(Problem to solve):
Indicate only the number of lines in the listing below in which the word "JSON" appears.

-- Start Exercise data --

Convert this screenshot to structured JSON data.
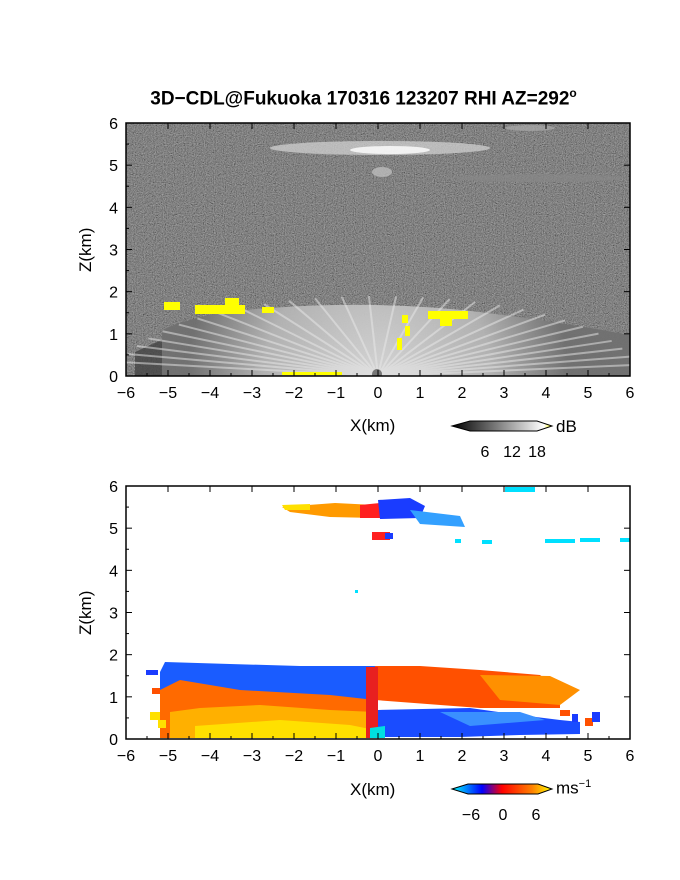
{
  "title": "3D−CDL@Fukuoka 170316 123207 RHI AZ=292",
  "title_sup": "o",
  "chart_data": [
    {
      "type": "heatmap",
      "name": "backscatter",
      "xlabel": "X(km)",
      "ylabel": "Z(km)",
      "xlim": [
        -6,
        6
      ],
      "ylim": [
        0,
        6
      ],
      "xticks": [
        -6,
        -5,
        -4,
        -3,
        -2,
        -1,
        0,
        1,
        2,
        3,
        4,
        5,
        6
      ],
      "yticks": [
        0,
        1,
        2,
        3,
        4,
        5,
        6
      ],
      "colorbar": {
        "unit": "dB",
        "tick_labels": [
          6,
          12,
          18
        ],
        "colors": [
          "#000000",
          "#ffffff",
          "#ffff00"
        ]
      }
    },
    {
      "type": "heatmap",
      "name": "doppler-velocity",
      "xlabel": "X(km)",
      "ylabel": "Z(km)",
      "xlim": [
        -6,
        6
      ],
      "ylim": [
        0,
        6
      ],
      "xticks": [
        -6,
        -5,
        -4,
        -3,
        -2,
        -1,
        0,
        1,
        2,
        3,
        4,
        5,
        6
      ],
      "yticks": [
        0,
        1,
        2,
        3,
        4,
        5,
        6
      ],
      "colorbar": {
        "unit": "ms",
        "unit_sup": "−1",
        "tick_labels": [
          -6,
          0,
          6
        ],
        "colors": [
          "#00ffff",
          "#0000ff",
          "#ff0000",
          "#ffff00"
        ]
      }
    }
  ]
}
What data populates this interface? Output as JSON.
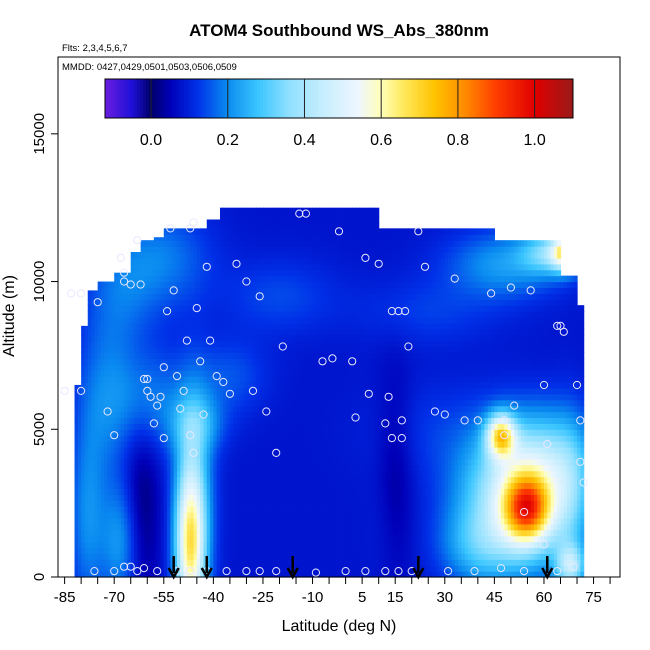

-- End Exercise data --

(In response):
2